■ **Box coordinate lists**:
## Start

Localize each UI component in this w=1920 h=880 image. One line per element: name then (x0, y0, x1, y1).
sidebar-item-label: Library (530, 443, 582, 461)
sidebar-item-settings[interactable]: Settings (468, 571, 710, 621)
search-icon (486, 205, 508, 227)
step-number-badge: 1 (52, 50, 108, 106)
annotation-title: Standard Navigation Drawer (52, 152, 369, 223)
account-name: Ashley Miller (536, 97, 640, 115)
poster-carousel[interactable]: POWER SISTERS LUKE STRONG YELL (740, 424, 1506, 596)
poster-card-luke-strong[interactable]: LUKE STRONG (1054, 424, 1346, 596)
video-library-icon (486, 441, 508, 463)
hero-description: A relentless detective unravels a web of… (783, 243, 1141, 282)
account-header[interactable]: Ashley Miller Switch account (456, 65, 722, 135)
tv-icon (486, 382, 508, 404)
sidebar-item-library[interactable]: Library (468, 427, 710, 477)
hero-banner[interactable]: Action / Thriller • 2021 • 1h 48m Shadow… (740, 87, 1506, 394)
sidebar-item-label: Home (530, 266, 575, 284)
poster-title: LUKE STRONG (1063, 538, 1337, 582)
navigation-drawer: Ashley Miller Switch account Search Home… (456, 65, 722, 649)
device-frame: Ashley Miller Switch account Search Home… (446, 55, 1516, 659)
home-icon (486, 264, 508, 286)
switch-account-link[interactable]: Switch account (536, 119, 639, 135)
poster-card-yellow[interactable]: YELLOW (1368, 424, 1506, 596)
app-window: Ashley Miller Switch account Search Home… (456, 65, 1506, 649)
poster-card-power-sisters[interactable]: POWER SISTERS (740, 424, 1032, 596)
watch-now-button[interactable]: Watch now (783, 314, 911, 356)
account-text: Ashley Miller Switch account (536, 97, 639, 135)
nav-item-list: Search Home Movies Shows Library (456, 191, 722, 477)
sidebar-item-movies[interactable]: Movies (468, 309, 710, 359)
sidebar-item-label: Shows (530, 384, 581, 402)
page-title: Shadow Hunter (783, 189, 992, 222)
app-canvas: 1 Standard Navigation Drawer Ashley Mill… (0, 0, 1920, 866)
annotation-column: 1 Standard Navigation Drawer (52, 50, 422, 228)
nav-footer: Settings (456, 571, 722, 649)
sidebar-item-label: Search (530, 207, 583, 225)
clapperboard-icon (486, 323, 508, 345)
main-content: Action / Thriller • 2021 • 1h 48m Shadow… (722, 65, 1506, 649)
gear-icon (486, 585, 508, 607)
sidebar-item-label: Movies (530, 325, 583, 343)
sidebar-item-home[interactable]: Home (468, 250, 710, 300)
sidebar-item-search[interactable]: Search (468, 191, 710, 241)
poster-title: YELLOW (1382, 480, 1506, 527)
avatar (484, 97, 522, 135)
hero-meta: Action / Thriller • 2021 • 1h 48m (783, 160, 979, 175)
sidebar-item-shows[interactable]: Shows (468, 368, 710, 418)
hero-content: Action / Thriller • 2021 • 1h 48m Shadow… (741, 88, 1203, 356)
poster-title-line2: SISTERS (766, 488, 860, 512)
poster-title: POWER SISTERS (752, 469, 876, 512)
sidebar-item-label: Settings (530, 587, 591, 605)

## End

■ **Stated task**:
Copy every line of the records above without changing a single character.

■ **Worked answer**:
Localize each UI component in this w=1920 h=880 image. One line per element: name then (x0, y0, x1, y1).
sidebar-item-label: Library (530, 443, 582, 461)
sidebar-item-settings[interactable]: Settings (468, 571, 710, 621)
search-icon (486, 205, 508, 227)
step-number-badge: 1 (52, 50, 108, 106)
annotation-title: Standard Navigation Drawer (52, 152, 369, 223)
account-name: Ashley Miller (536, 97, 640, 115)
poster-carousel[interactable]: POWER SISTERS LUKE STRONG YELL (740, 424, 1506, 596)
poster-card-luke-strong[interactable]: LUKE STRONG (1054, 424, 1346, 596)
video-library-icon (486, 441, 508, 463)
hero-description: A relentless detective unravels a web of… (783, 243, 1141, 282)
account-header[interactable]: Ashley Miller Switch account (456, 65, 722, 135)
tv-icon (486, 382, 508, 404)
sidebar-item-library[interactable]: Library (468, 427, 710, 477)
hero-banner[interactable]: Action / Thriller • 2021 • 1h 48m Shadow… (740, 87, 1506, 394)
sidebar-item-label: Home (530, 266, 575, 284)
poster-title: LUKE STRONG (1063, 538, 1337, 582)
navigation-drawer: Ashley Miller Switch account Search Home… (456, 65, 722, 649)
device-frame: Ashley Miller Switch account Search Home… (446, 55, 1516, 659)
home-icon (486, 264, 508, 286)
switch-account-link[interactable]: Switch account (536, 119, 639, 135)
poster-card-yellow[interactable]: YELLOW (1368, 424, 1506, 596)
app-window: Ashley Miller Switch account Search Home… (456, 65, 1506, 649)
poster-card-power-sisters[interactable]: POWER SISTERS (740, 424, 1032, 596)
watch-now-button[interactable]: Watch now (783, 314, 911, 356)
account-text: Ashley Miller Switch account (536, 97, 639, 135)
nav-item-list: Search Home Movies Shows Library (456, 191, 722, 477)
sidebar-item-movies[interactable]: Movies (468, 309, 710, 359)
sidebar-item-label: Shows (530, 384, 581, 402)
page-title: Shadow Hunter (783, 189, 992, 222)
app-canvas: 1 Standard Navigation Drawer Ashley Mill… (0, 0, 1920, 866)
annotation-column: 1 Standard Navigation Drawer (52, 50, 422, 228)
nav-footer: Settings (456, 571, 722, 649)
sidebar-item-label: Search (530, 207, 583, 225)
clapperboard-icon (486, 323, 508, 345)
main-content: Action / Thriller • 2021 • 1h 48m Shadow… (722, 65, 1506, 649)
gear-icon (486, 585, 508, 607)
sidebar-item-label: Movies (530, 325, 583, 343)
sidebar-item-home[interactable]: Home (468, 250, 710, 300)
sidebar-item-search[interactable]: Search (468, 191, 710, 241)
poster-title: YELLOW (1382, 480, 1506, 527)
avatar (484, 97, 522, 135)
hero-meta: Action / Thriller • 2021 • 1h 48m (783, 160, 979, 175)
sidebar-item-shows[interactable]: Shows (468, 368, 710, 418)
hero-content: Action / Thriller • 2021 • 1h 48m Shadow… (741, 88, 1203, 356)
poster-title-line2: SISTERS (766, 488, 860, 512)
poster-title: POWER SISTERS (752, 469, 876, 512)
sidebar-item-label: Settings (530, 587, 591, 605)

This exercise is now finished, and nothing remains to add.